- What needs to be done:
Using the listing below, report all lines holding the word "about".

* * * *

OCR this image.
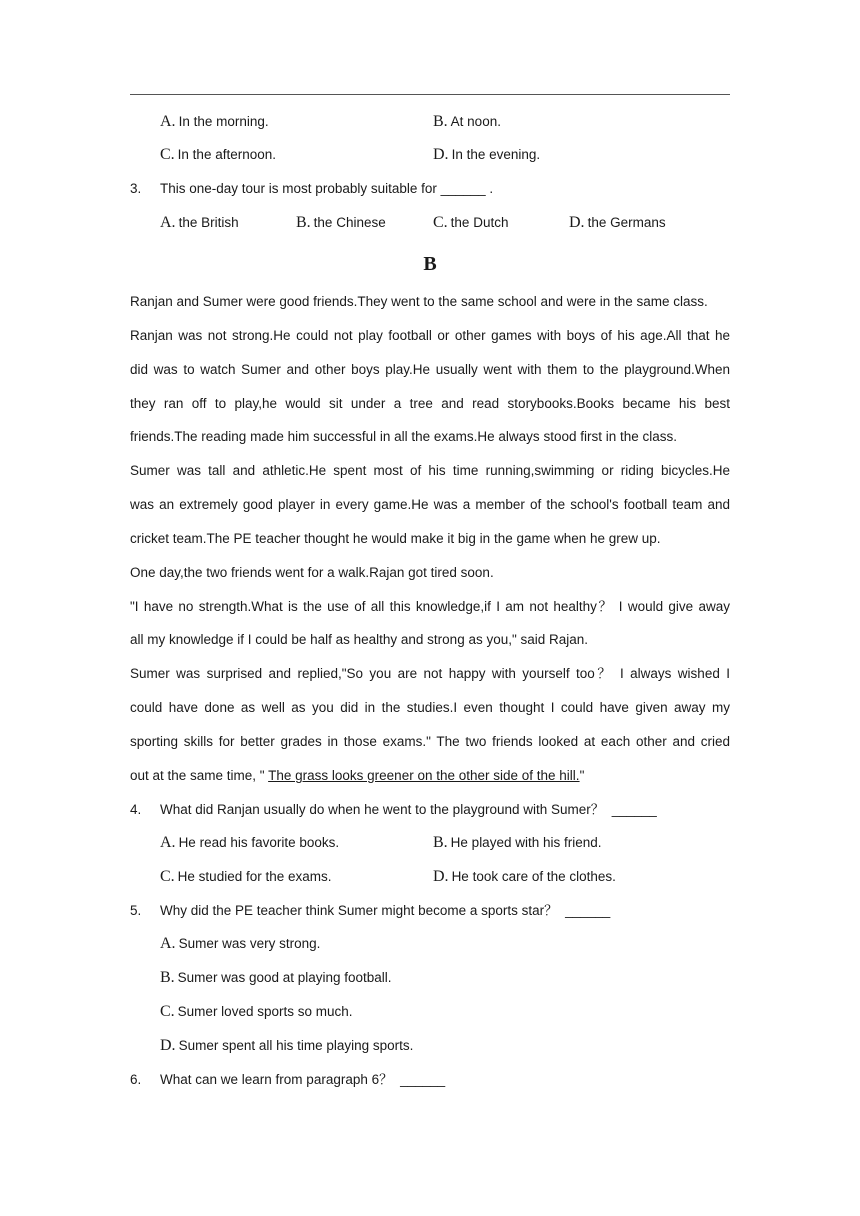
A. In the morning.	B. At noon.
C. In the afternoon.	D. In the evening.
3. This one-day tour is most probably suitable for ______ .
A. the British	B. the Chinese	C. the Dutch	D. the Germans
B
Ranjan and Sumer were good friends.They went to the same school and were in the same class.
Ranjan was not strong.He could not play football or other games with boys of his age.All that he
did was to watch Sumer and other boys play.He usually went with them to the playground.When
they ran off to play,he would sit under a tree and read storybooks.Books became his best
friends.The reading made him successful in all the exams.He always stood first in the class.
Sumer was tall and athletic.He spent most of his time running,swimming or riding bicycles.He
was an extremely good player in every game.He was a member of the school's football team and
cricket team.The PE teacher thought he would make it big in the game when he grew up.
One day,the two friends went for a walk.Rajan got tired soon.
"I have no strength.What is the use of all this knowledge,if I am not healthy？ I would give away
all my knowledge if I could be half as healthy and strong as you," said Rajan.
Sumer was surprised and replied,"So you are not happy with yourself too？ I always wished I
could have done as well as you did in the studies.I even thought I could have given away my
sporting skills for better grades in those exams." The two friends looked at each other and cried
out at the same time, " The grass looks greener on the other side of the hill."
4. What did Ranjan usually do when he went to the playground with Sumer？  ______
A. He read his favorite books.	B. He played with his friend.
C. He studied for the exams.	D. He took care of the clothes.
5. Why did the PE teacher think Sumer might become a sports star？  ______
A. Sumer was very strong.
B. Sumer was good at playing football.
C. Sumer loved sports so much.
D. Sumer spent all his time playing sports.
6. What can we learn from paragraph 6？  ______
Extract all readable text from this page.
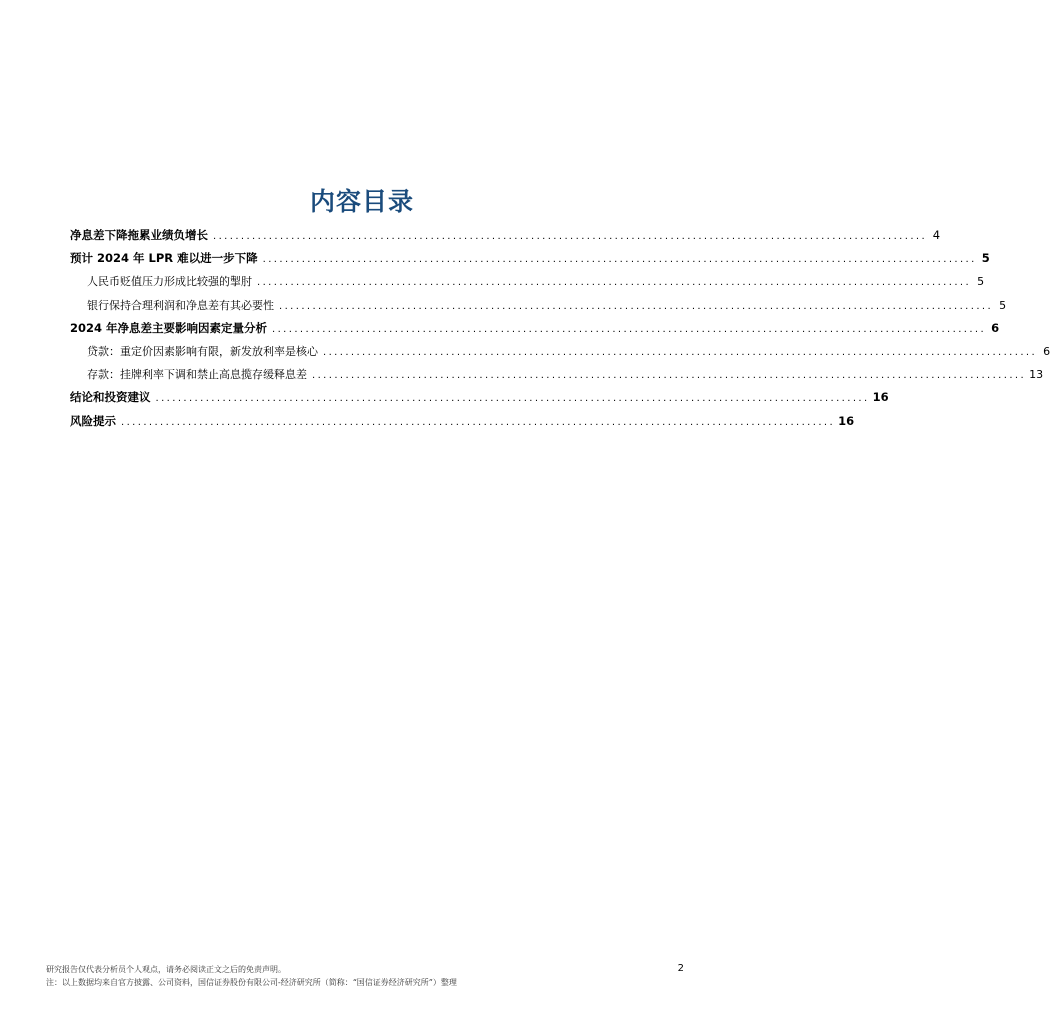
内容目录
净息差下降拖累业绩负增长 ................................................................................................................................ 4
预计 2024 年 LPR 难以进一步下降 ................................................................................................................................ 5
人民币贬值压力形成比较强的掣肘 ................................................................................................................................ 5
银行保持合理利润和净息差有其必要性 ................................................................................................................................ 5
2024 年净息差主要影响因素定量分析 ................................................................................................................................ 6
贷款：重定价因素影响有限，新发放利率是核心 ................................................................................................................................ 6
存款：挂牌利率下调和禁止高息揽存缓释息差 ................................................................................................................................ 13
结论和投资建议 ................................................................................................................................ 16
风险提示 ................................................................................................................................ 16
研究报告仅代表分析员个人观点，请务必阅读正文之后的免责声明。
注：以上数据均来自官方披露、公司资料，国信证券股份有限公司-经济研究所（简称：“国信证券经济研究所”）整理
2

* * * *

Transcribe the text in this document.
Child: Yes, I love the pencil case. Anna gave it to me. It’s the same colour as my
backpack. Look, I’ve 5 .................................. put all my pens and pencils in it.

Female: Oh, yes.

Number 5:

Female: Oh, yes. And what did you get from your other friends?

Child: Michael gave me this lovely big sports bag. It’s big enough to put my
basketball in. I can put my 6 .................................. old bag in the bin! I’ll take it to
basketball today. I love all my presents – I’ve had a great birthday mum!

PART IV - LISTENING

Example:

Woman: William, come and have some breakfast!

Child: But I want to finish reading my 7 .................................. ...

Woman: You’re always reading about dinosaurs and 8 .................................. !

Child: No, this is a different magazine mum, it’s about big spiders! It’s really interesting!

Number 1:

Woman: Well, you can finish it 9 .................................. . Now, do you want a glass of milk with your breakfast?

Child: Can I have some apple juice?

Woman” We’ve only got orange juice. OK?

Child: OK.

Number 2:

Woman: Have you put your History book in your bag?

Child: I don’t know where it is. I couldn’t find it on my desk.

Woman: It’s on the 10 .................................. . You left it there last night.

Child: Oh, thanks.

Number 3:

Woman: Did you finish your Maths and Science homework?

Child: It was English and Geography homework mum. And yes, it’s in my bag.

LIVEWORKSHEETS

* * * *

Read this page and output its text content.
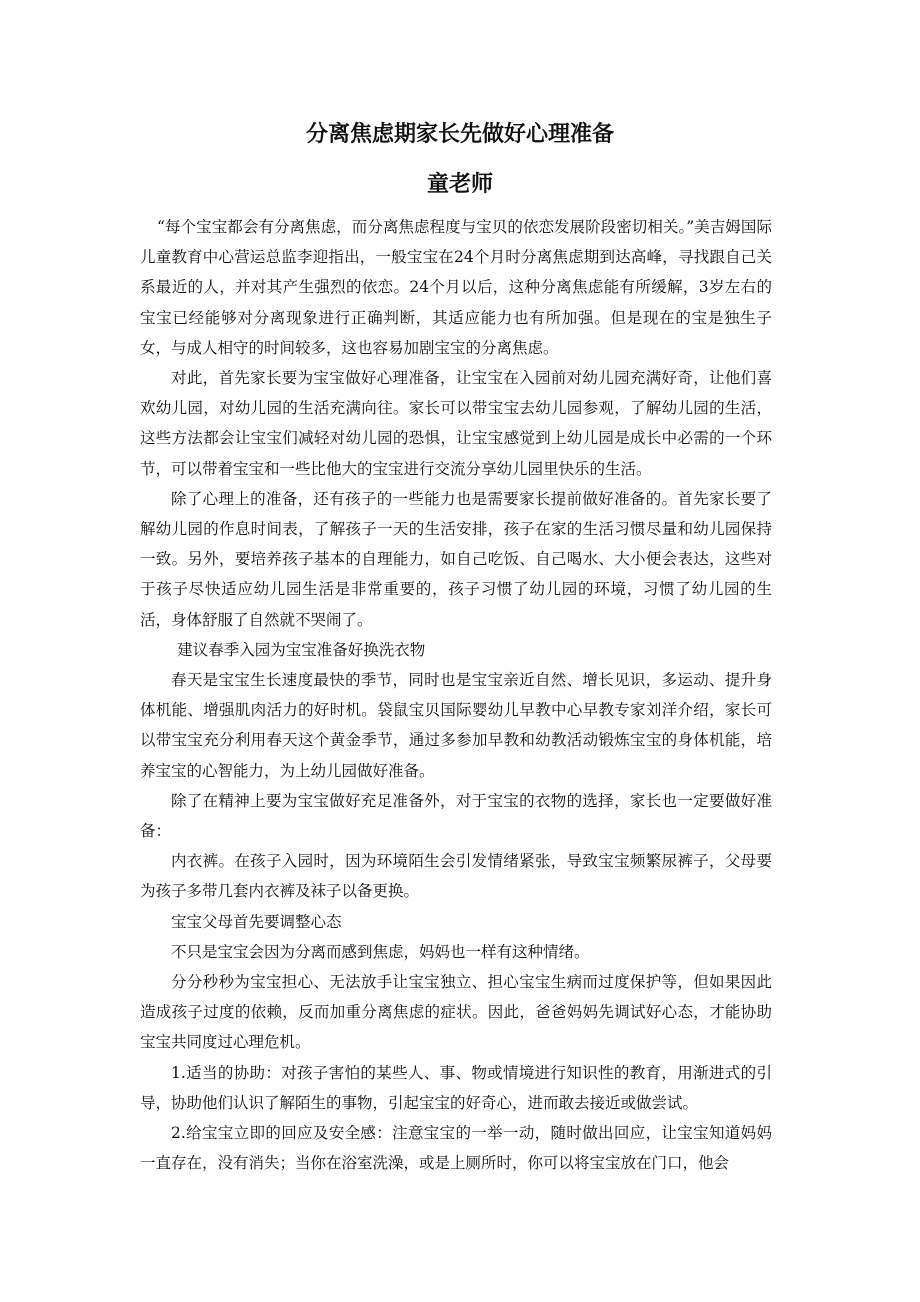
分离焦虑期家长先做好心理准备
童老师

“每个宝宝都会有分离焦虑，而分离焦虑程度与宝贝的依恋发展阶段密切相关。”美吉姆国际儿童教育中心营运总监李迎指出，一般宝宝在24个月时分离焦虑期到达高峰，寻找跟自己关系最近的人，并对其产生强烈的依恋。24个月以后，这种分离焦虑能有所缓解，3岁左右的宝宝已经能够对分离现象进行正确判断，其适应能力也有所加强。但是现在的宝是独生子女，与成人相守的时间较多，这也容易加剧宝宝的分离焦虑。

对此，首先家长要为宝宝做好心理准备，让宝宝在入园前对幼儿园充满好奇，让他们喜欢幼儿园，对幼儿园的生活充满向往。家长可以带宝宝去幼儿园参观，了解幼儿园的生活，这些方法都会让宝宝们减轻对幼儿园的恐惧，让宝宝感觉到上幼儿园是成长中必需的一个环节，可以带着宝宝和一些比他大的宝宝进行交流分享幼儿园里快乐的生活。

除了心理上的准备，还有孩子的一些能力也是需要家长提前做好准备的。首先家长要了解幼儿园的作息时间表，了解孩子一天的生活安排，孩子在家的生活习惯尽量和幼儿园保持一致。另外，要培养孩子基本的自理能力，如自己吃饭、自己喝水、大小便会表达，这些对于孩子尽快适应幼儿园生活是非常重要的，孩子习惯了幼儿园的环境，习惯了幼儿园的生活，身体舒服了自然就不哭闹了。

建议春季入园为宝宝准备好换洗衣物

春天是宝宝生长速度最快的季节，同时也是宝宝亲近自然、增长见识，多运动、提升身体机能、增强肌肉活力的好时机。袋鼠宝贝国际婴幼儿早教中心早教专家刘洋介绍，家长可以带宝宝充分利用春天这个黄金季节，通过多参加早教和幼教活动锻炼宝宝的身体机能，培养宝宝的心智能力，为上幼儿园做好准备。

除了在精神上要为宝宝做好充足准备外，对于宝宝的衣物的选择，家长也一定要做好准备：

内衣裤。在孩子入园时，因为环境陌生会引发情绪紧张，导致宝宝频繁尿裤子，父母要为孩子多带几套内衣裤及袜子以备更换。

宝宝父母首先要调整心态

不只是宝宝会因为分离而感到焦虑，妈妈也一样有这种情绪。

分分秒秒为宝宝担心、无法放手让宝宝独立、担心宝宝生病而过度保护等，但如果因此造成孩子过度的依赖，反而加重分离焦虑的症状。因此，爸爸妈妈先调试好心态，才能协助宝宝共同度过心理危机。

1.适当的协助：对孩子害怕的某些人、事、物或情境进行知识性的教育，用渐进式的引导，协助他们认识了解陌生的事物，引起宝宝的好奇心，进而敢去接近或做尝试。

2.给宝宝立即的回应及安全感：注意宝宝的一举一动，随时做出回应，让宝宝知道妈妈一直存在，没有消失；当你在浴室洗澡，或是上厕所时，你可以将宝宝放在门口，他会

* * * *

- Exercise result:
Woman: You’re always reading about dinosaurs and 8 .................................. !
Child: No, this is a different magazine mum, it’s about big spiders! It’s really interesting!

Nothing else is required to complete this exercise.